## DATA TO USE
— begin —
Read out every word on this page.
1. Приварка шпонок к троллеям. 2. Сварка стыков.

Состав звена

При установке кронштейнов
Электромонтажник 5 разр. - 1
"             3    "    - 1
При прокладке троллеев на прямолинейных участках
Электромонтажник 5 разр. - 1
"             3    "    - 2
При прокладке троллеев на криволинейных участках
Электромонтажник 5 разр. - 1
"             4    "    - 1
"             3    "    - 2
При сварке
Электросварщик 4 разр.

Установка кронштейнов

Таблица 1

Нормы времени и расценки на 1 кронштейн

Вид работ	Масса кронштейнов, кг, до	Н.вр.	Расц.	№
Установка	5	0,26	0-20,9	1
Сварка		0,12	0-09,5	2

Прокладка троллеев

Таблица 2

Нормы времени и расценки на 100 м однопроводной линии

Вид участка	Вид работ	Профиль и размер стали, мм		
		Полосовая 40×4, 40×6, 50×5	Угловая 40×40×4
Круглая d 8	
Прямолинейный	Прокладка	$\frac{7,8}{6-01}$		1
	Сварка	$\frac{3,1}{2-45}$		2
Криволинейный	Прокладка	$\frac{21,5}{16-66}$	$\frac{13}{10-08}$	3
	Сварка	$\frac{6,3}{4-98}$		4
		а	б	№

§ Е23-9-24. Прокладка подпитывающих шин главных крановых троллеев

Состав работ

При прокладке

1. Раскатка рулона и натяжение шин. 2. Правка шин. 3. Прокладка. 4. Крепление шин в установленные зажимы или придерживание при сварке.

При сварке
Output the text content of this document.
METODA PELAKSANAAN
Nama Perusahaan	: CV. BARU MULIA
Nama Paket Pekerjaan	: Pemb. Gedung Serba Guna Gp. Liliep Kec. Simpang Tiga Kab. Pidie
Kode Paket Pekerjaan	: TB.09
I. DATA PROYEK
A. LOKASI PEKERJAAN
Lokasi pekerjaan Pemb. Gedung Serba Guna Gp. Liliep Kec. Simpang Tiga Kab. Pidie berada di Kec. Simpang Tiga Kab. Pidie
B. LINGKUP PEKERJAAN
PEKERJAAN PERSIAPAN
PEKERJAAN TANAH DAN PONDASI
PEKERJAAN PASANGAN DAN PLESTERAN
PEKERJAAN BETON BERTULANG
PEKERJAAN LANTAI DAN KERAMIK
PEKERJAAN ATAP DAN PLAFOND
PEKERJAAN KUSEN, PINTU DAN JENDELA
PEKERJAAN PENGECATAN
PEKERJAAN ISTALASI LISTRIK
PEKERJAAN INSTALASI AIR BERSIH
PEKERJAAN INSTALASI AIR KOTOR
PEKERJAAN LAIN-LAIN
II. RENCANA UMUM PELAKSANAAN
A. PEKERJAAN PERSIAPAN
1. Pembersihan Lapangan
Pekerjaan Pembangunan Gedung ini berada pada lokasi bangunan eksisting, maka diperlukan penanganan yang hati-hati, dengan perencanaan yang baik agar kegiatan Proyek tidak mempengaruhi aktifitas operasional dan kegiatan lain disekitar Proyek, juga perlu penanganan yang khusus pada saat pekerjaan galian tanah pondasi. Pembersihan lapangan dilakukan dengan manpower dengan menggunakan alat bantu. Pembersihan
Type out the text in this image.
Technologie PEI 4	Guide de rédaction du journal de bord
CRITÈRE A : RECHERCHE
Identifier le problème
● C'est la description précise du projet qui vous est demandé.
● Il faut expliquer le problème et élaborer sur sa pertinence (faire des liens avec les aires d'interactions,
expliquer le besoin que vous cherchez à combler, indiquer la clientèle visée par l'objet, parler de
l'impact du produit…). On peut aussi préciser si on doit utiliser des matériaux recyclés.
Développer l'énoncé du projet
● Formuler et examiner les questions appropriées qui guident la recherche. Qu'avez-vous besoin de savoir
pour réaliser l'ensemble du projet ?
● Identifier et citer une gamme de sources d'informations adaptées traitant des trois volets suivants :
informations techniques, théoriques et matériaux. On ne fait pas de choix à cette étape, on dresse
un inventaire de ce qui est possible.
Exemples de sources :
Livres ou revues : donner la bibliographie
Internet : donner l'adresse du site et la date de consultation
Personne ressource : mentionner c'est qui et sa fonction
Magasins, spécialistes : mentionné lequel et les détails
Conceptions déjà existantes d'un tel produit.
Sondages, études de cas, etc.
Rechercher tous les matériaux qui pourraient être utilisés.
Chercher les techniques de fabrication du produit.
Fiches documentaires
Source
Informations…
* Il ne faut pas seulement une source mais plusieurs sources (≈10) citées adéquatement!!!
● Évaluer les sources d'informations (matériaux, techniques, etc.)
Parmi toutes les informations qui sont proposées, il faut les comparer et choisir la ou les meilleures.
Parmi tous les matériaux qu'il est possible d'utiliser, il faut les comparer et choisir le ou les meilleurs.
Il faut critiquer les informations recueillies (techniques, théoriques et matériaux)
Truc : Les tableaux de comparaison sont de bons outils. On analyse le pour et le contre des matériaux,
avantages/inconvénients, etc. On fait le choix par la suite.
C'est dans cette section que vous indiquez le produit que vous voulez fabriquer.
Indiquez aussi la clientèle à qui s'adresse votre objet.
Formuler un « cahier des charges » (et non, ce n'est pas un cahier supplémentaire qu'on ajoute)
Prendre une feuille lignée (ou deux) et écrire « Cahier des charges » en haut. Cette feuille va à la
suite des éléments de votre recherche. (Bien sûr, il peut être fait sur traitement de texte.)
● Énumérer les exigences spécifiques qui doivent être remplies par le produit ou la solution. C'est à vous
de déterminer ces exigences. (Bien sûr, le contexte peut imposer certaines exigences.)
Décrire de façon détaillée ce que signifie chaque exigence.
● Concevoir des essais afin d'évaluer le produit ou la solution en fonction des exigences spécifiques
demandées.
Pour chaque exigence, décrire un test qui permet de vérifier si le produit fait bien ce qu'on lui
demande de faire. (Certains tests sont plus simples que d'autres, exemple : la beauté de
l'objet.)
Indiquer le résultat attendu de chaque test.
— end —
## REQUEST
Your task is to repeat every line exactly.

## ANSWER
Read out every word on this page.
1. Приварка шпонок к троллеям. 2. Сварка стыков.

Состав звена

При установке кронштейнов
Электромонтажник 5 разр. - 1
"             3    "    - 1
При прокладке троллеев на прямолинейных участках
Электромонтажник 5 разр. - 1
"             3    "    - 2
При прокладке троллеев на криволинейных участках
Электромонтажник 5 разр. - 1
"             4    "    - 1
"             3    "    - 2
При сварке
Электросварщик 4 разр.

Установка кронштейнов

Таблица 1

Нормы времени и расценки на 1 кронштейн

Вид работ	Масса кронштейнов, кг, до	Н.вр.	Расц.	№
Установка	5	0,26	0-20,9	1
Сварка		0,12	0-09,5	2

Прокладка троллеев

Таблица 2

Нормы времени и расценки на 100 м однопроводной линии

Вид участка	Вид работ	Профиль и размер стали, мм		
		Полосовая 40×4, 40×6, 50×5	Угловая 40×40×4
Круглая d 8	
Прямолинейный	Прокладка	$\frac{7,8}{6-01}$		1
	Сварка	$\frac{3,1}{2-45}$		2
Криволинейный	Прокладка	$\frac{21,5}{16-66}$	$\frac{13}{10-08}$	3
	Сварка	$\frac{6,3}{4-98}$		4
		а	б	№

§ Е23-9-24. Прокладка подпитывающих шин главных крановых троллеев

Состав работ

При прокладке

1. Раскатка рулона и натяжение шин. 2. Правка шин. 3. Прокладка. 4. Крепление шин в установленные зажимы или придерживание при сварке.

При сварке
Output the text content of this document.
METODA PELAKSANAAN
Nama Perusahaan	: CV. BARU MULIA
Nama Paket Pekerjaan	: Pemb. Gedung Serba Guna Gp. Liliep Kec. Simpang Tiga Kab. Pidie
Kode Paket Pekerjaan	: TB.09
I. DATA PROYEK
A. LOKASI PEKERJAAN
Lokasi pekerjaan Pemb. Gedung Serba Guna Gp. Liliep Kec. Simpang Tiga Kab. Pidie berada di Kec. Simpang Tiga Kab. Pidie
B. LINGKUP PEKERJAAN
PEKERJAAN PERSIAPAN
PEKERJAAN TANAH DAN PONDASI
PEKERJAAN PASANGAN DAN PLESTERAN
PEKERJAAN BETON BERTULANG
PEKERJAAN LANTAI DAN KERAMIK
PEKERJAAN ATAP DAN PLAFOND
PEKERJAAN KUSEN, PINTU DAN JENDELA
PEKERJAAN PENGECATAN
PEKERJAAN ISTALASI LISTRIK
PEKERJAAN INSTALASI AIR BERSIH
PEKERJAAN INSTALASI AIR KOTOR
PEKERJAAN LAIN-LAIN
II. RENCANA UMUM PELAKSANAAN
A. PEKERJAAN PERSIAPAN
1. Pembersihan Lapangan
Pekerjaan Pembangunan Gedung ini berada pada lokasi bangunan eksisting, maka diperlukan penanganan yang hati-hati, dengan perencanaan yang baik agar kegiatan Proyek tidak mempengaruhi aktifitas operasional dan kegiatan lain disekitar Proyek, juga perlu penanganan yang khusus pada saat pekerjaan galian tanah pondasi. Pembersihan lapangan dilakukan dengan manpower dengan menggunakan alat bantu. Pembersihan
Type out the text in this image.
Technologie PEI 4	Guide de rédaction du journal de bord
CRITÈRE A : RECHERCHE
Identifier le problème
● C'est la description précise du projet qui vous est demandé.
● Il faut expliquer le problème et élaborer sur sa pertinence (faire des liens avec les aires d'interactions,
expliquer le besoin que vous cherchez à combler, indiquer la clientèle visée par l'objet, parler de
l'impact du produit…). On peut aussi préciser si on doit utiliser des matériaux recyclés.
Développer l'énoncé du projet
● Formuler et examiner les questions appropriées qui guident la recherche. Qu'avez-vous besoin de savoir
pour réaliser l'ensemble du projet ?
● Identifier et citer une gamme de sources d'informations adaptées traitant des trois volets suivants :
informations techniques, théoriques et matériaux. On ne fait pas de choix à cette étape, on dresse
un inventaire de ce qui est possible.
Exemples de sources :
Livres ou revues : donner la bibliographie
Internet : donner l'adresse du site et la date de consultation
Personne ressource : mentionner c'est qui et sa fonction
Magasins, spécialistes : mentionné lequel et les détails
Conceptions déjà existantes d'un tel produit.
Sondages, études de cas, etc.
Rechercher tous les matériaux qui pourraient être utilisés.
Chercher les techniques de fabrication du produit.
Fiches documentaires
Source
Informations…
* Il ne faut pas seulement une source mais plusieurs sources (≈10) citées adéquatement!!!
● Évaluer les sources d'informations (matériaux, techniques, etc.)
Parmi toutes les informations qui sont proposées, il faut les comparer et choisir la ou les meilleures.
Parmi tous les matériaux qu'il est possible d'utiliser, il faut les comparer et choisir le ou les meilleurs.
Il faut critiquer les informations recueillies (techniques, théoriques et matériaux)
Truc : Les tableaux de comparaison sont de bons outils. On analyse le pour et le contre des matériaux,
avantages/inconvénients, etc. On fait le choix par la suite.
C'est dans cette section que vous indiquez le produit que vous voulez fabriquer.
Indiquez aussi la clientèle à qui s'adresse votre objet.
Formuler un « cahier des charges » (et non, ce n'est pas un cahier supplémentaire qu'on ajoute)
Prendre une feuille lignée (ou deux) et écrire « Cahier des charges » en haut. Cette feuille va à la
suite des éléments de votre recherche. (Bien sûr, il peut être fait sur traitement de texte.)
● Énumérer les exigences spécifiques qui doivent être remplies par le produit ou la solution. C'est à vous
de déterminer ces exigences. (Bien sûr, le contexte peut imposer certaines exigences.)
Décrire de façon détaillée ce que signifie chaque exigence.
● Concevoir des essais afin d'évaluer le produit ou la solution en fonction des exigences spécifiques
demandées.
Pour chaque exigence, décrire un test qui permet de vérifier si le produit fait bien ce qu'on lui
demande de faire. (Certains tests sont plus simples que d'autres, exemple : la beauté de
l'objet.)
Indiquer le résultat attendu de chaque test.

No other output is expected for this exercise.